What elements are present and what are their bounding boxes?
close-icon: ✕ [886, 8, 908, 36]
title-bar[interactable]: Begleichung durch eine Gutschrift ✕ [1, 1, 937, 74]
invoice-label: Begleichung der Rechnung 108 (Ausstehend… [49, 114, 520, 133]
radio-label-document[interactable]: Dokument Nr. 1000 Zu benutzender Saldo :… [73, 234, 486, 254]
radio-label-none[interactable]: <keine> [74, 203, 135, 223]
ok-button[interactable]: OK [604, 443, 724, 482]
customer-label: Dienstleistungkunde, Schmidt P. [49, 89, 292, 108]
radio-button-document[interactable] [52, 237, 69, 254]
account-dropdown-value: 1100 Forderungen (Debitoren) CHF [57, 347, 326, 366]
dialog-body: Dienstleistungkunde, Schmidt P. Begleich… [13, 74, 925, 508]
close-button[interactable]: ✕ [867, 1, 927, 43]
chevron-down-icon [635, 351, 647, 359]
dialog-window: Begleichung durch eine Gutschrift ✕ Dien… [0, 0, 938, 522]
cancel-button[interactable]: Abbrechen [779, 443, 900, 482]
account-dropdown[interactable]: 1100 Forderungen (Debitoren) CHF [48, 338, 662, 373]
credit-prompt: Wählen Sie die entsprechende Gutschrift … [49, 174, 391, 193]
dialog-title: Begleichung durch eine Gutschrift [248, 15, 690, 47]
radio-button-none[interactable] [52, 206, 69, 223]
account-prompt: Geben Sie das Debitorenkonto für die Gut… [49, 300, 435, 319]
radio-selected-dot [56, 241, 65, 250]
================
• **Exercise**: Copy the listing above word for word, keeping every line exactly as it appears.

• **Expected answer**:
What elements are present and what are their bounding boxes?
close-icon: ✕ [886, 8, 908, 36]
title-bar[interactable]: Begleichung durch eine Gutschrift ✕ [1, 1, 937, 74]
invoice-label: Begleichung der Rechnung 108 (Ausstehend… [49, 114, 520, 133]
radio-label-document[interactable]: Dokument Nr. 1000 Zu benutzender Saldo :… [73, 234, 486, 254]
radio-label-none[interactable]: <keine> [74, 203, 135, 223]
ok-button[interactable]: OK [604, 443, 724, 482]
customer-label: Dienstleistungkunde, Schmidt P. [49, 89, 292, 108]
radio-button-document[interactable] [52, 237, 69, 254]
account-dropdown-value: 1100 Forderungen (Debitoren) CHF [57, 347, 326, 366]
dialog-body: Dienstleistungkunde, Schmidt P. Begleich… [13, 74, 925, 508]
close-button[interactable]: ✕ [867, 1, 927, 43]
chevron-down-icon [635, 351, 647, 359]
dialog-window: Begleichung durch eine Gutschrift ✕ Dien… [0, 0, 938, 522]
cancel-button[interactable]: Abbrechen [779, 443, 900, 482]
account-dropdown[interactable]: 1100 Forderungen (Debitoren) CHF [48, 338, 662, 373]
credit-prompt: Wählen Sie die entsprechende Gutschrift … [49, 174, 391, 193]
dialog-title: Begleichung durch eine Gutschrift [248, 15, 690, 47]
radio-button-none[interactable] [52, 206, 69, 223]
account-prompt: Geben Sie das Debitorenkonto für die Gut… [49, 300, 435, 319]
radio-selected-dot [56, 241, 65, 250]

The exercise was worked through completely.